| What is required |
Write the data out again exactly, with no pictures.

— BEGIN Materials provided —

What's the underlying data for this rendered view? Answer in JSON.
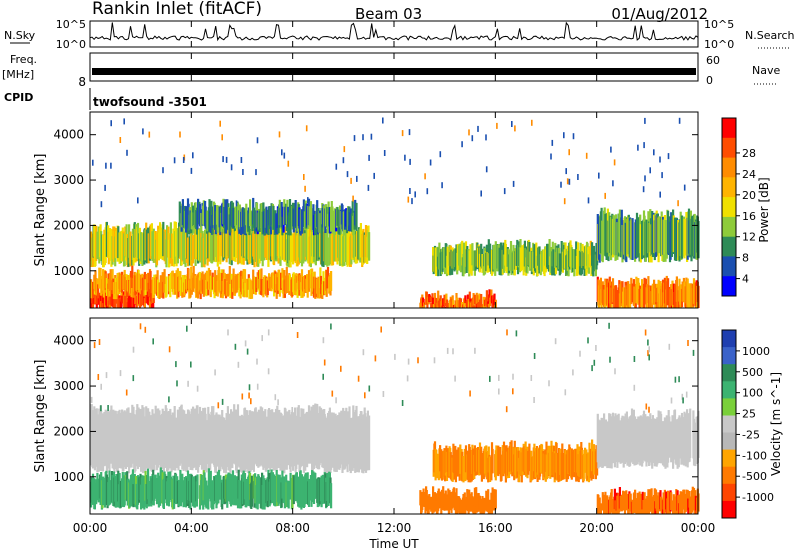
{
  "header": {
    "title": "Rankin Inlet (fitACF)",
    "beam": "Beam 03",
    "date": "01/Aug/2012"
  },
  "strips": {
    "nsky_label": "N.Sky",
    "nsky_ticks": [
      "10^5",
      "10^0"
    ],
    "nsearch_label": "N.Search",
    "nsearch_ticks": [
      "10^5",
      "10^0"
    ],
    "freq_label": "Freq.",
    "freq_unit": "[MHz]",
    "freq_ticks": [
      "8"
    ],
    "nave_label": "Nave",
    "nave_ticks": [
      "60",
      "0"
    ],
    "cpid_label": "CPID",
    "cpid_value": "twofsound  -3501"
  },
  "chart_data": [
    {
      "type": "heatmap",
      "panel": "power",
      "ylabel": "Slant Range [km]",
      "ylim": [
        180,
        4500
      ],
      "yticks": [
        1000,
        2000,
        3000,
        4000
      ],
      "xlim": [
        0,
        24
      ],
      "colorbar": {
        "label": "Power [dB]",
        "ticks": [
          "28",
          "24",
          "20",
          "16",
          "12",
          "8",
          "4"
        ],
        "colors": [
          "#ff0000",
          "#ff4d00",
          "#ff8c00",
          "#ffb400",
          "#f0e000",
          "#8ecb3a",
          "#2e8b57",
          "#1a4fb0",
          "#0000ff"
        ]
      },
      "bands": [
        {
          "x": [
            0,
            2.5
          ],
          "y": [
            200,
            500
          ],
          "level": 26
        },
        {
          "x": [
            0,
            9.5
          ],
          "y": [
            500,
            900
          ],
          "level": 20
        },
        {
          "x": [
            0,
            11
          ],
          "y": [
            1200,
            1900
          ],
          "level": 14
        },
        {
          "x": [
            3.5,
            10.5
          ],
          "y": [
            1900,
            2400
          ],
          "level": 8
        },
        {
          "x": [
            13.5,
            20
          ],
          "y": [
            1000,
            1500
          ],
          "level": 12
        },
        {
          "x": [
            13,
            16
          ],
          "y": [
            200,
            400
          ],
          "level": 24
        },
        {
          "x": [
            20,
            24
          ],
          "y": [
            200,
            700
          ],
          "level": 22
        },
        {
          "x": [
            20,
            24
          ],
          "y": [
            1300,
            2200
          ],
          "level": 10
        }
      ]
    },
    {
      "type": "heatmap",
      "panel": "velocity",
      "ylabel": "Slant Range [km]",
      "ylim": [
        180,
        4500
      ],
      "yticks": [
        1000,
        2000,
        3000,
        4000
      ],
      "xlim": [
        0,
        24
      ],
      "colorbar": {
        "label": "Velocity [m s^-1]",
        "ticks": [
          "1000",
          "500",
          "100",
          "25",
          "-25",
          "-100",
          "-500",
          "-1000"
        ],
        "colors": [
          "#1f3fb0",
          "#3a62c9",
          "#2e8b57",
          "#3cb371",
          "#7ad03a",
          "#c8c8c8",
          "#b8b8b8",
          "#ffa500",
          "#ff7a00",
          "#ff4500",
          "#ff0000"
        ]
      },
      "bands": [
        {
          "x": [
            0,
            11
          ],
          "y": [
            1200,
            2400
          ],
          "level": "ground"
        },
        {
          "x": [
            0,
            9.5
          ],
          "y": [
            400,
            1000
          ],
          "level": 200
        },
        {
          "x": [
            13.5,
            20
          ],
          "y": [
            1000,
            1600
          ],
          "level": -300
        },
        {
          "x": [
            13,
            16
          ],
          "y": [
            250,
            600
          ],
          "level": -500
        },
        {
          "x": [
            20,
            24
          ],
          "y": [
            200,
            600
          ],
          "level": -600
        },
        {
          "x": [
            20,
            24
          ],
          "y": [
            1300,
            2300
          ],
          "level": "ground"
        }
      ]
    }
  ],
  "xaxis": {
    "label": "Time UT",
    "ticks": [
      "00:00",
      "04:00",
      "08:00",
      "12:00",
      "16:00",
      "20:00",
      "00:00"
    ]
  }
}
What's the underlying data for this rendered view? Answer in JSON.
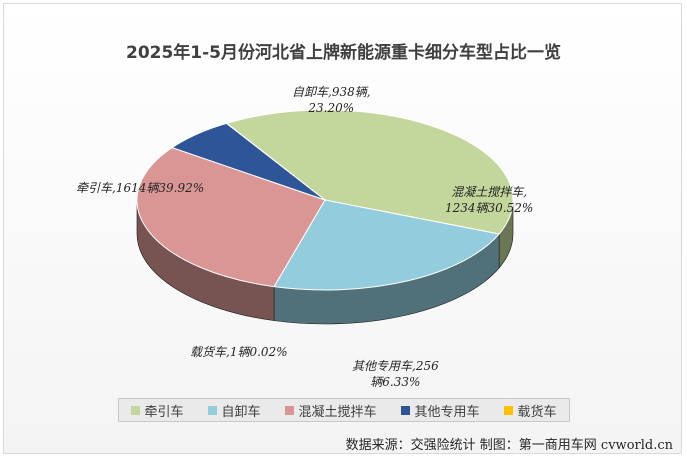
{
  "title": "2025年1-5月份河北省上牌新能源重卡细分车型占比一览",
  "source": "数据来源：交强险统计  制图：第一商用车网 cvworld.cn",
  "chart_data": {
    "type": "pie",
    "title": "2025年1-5月份河北省上牌新能源重卡细分车型占比一览",
    "legend_position": "bottom",
    "slices": [
      {
        "name": "牵引车",
        "value": 1614,
        "percent": 39.92,
        "color": "#c3d69b",
        "label": "牵引车,1614辆39.92%"
      },
      {
        "name": "自卸车",
        "value": 938,
        "percent": 23.2,
        "color": "#93cddd",
        "label_line1": "自卸车,938辆,",
        "label_line2": "23.20%"
      },
      {
        "name": "混凝土搅拌车",
        "value": 1234,
        "percent": 30.52,
        "color": "#d99694",
        "label_line1": "混凝土搅拌车,",
        "label_line2": "1234辆30.52%"
      },
      {
        "name": "其他专用车",
        "value": 256,
        "percent": 6.33,
        "color": "#2e5597",
        "label_line1": "其他专用车,256",
        "label_line2": "辆6.33%"
      },
      {
        "name": "载货车",
        "value": 1,
        "percent": 0.02,
        "color": "#ffc000",
        "label": "载货车,1辆0.02%"
      }
    ]
  }
}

— END Materials provided —

| Answer to the problem |
What's the underlying data for this rendered view? Answer in JSON.
{
  "header": {
    "title": "Rankin Inlet (fitACF)",
    "beam": "Beam 03",
    "date": "01/Aug/2012"
  },
  "strips": {
    "nsky_label": "N.Sky",
    "nsky_ticks": [
      "10^5",
      "10^0"
    ],
    "nsearch_label": "N.Search",
    "nsearch_ticks": [
      "10^5",
      "10^0"
    ],
    "freq_label": "Freq.",
    "freq_unit": "[MHz]",
    "freq_ticks": [
      "8"
    ],
    "nave_label": "Nave",
    "nave_ticks": [
      "60",
      "0"
    ],
    "cpid_label": "CPID",
    "cpid_value": "twofsound  -3501"
  },
  "chart_data": [
    {
      "type": "heatmap",
      "panel": "power",
      "ylabel": "Slant Range [km]",
      "ylim": [
        180,
        4500
      ],
      "yticks": [
        1000,
        2000,
        3000,
        4000
      ],
      "xlim": [
        0,
        24
      ],
      "colorbar": {
        "label": "Power [dB]",
        "ticks": [
          "28",
          "24",
          "20",
          "16",
          "12",
          "8",
          "4"
        ],
        "colors": [
          "#ff0000",
          "#ff4d00",
          "#ff8c00",
          "#ffb400",
          "#f0e000",
          "#8ecb3a",
          "#2e8b57",
          "#1a4fb0",
          "#0000ff"
        ]
      },
      "bands": [
        {
          "x": [
            0,
            2.5
          ],
          "y": [
            200,
            500
          ],
          "level": 26
        },
        {
          "x": [
            0,
            9.5
          ],
          "y": [
            500,
            900
          ],
          "level": 20
        },
        {
          "x": [
            0,
            11
          ],
          "y": [
            1200,
            1900
          ],
          "level": 14
        },
        {
          "x": [
            3.5,
            10.5
          ],
          "y": [
            1900,
            2400
          ],
          "level": 8
        },
        {
          "x": [
            13.5,
            20
          ],
          "y": [
            1000,
            1500
          ],
          "level": 12
        },
        {
          "x": [
            13,
            16
          ],
          "y": [
            200,
            400
          ],
          "level": 24
        },
        {
          "x": [
            20,
            24
          ],
          "y": [
            200,
            700
          ],
          "level": 22
        },
        {
          "x": [
            20,
            24
          ],
          "y": [
            1300,
            2200
          ],
          "level": 10
        }
      ]
    },
    {
      "type": "heatmap",
      "panel": "velocity",
      "ylabel": "Slant Range [km]",
      "ylim": [
        180,
        4500
      ],
      "yticks": [
        1000,
        2000,
        3000,
        4000
      ],
      "xlim": [
        0,
        24
      ],
      "colorbar": {
        "label": "Velocity [m s^-1]",
        "ticks": [
          "1000",
          "500",
          "100",
          "25",
          "-25",
          "-100",
          "-500",
          "-1000"
        ],
        "colors": [
          "#1f3fb0",
          "#3a62c9",
          "#2e8b57",
          "#3cb371",
          "#7ad03a",
          "#c8c8c8",
          "#b8b8b8",
          "#ffa500",
          "#ff7a00",
          "#ff4500",
          "#ff0000"
        ]
      },
      "bands": [
        {
          "x": [
            0,
            11
          ],
          "y": [
            1200,
            2400
          ],
          "level": "ground"
        },
        {
          "x": [
            0,
            9.5
          ],
          "y": [
            400,
            1000
          ],
          "level": 200
        },
        {
          "x": [
            13.5,
            20
          ],
          "y": [
            1000,
            1600
          ],
          "level": -300
        },
        {
          "x": [
            13,
            16
          ],
          "y": [
            250,
            600
          ],
          "level": -500
        },
        {
          "x": [
            20,
            24
          ],
          "y": [
            200,
            600
          ],
          "level": -600
        },
        {
          "x": [
            20,
            24
          ],
          "y": [
            1300,
            2300
          ],
          "level": "ground"
        }
      ]
    }
  ],
  "xaxis": {
    "label": "Time UT",
    "ticks": [
      "00:00",
      "04:00",
      "08:00",
      "12:00",
      "16:00",
      "20:00",
      "00:00"
    ]
  }
}
What's the underlying data for this rendered view? Answer in JSON.
{
  "title": "2025年1-5月份河北省上牌新能源重卡细分车型占比一览",
  "source": "数据来源：交强险统计  制图：第一商用车网 cvworld.cn",
  "chart_data": {
    "type": "pie",
    "title": "2025年1-5月份河北省上牌新能源重卡细分车型占比一览",
    "legend_position": "bottom",
    "slices": [
      {
        "name": "牵引车",
        "value": 1614,
        "percent": 39.92,
        "color": "#c3d69b",
        "label": "牵引车,1614辆39.92%"
      },
      {
        "name": "自卸车",
        "value": 938,
        "percent": 23.2,
        "color": "#93cddd",
        "label_line1": "自卸车,938辆,",
        "label_line2": "23.20%"
      },
      {
        "name": "混凝土搅拌车",
        "value": 1234,
        "percent": 30.52,
        "color": "#d99694",
        "label_line1": "混凝土搅拌车,",
        "label_line2": "1234辆30.52%"
      },
      {
        "name": "其他专用车",
        "value": 256,
        "percent": 6.33,
        "color": "#2e5597",
        "label_line1": "其他专用车,256",
        "label_line2": "辆6.33%"
      },
      {
        "name": "载货车",
        "value": 1,
        "percent": 0.02,
        "color": "#ffc000",
        "label": "载货车,1辆0.02%"
      }
    ]
  }
}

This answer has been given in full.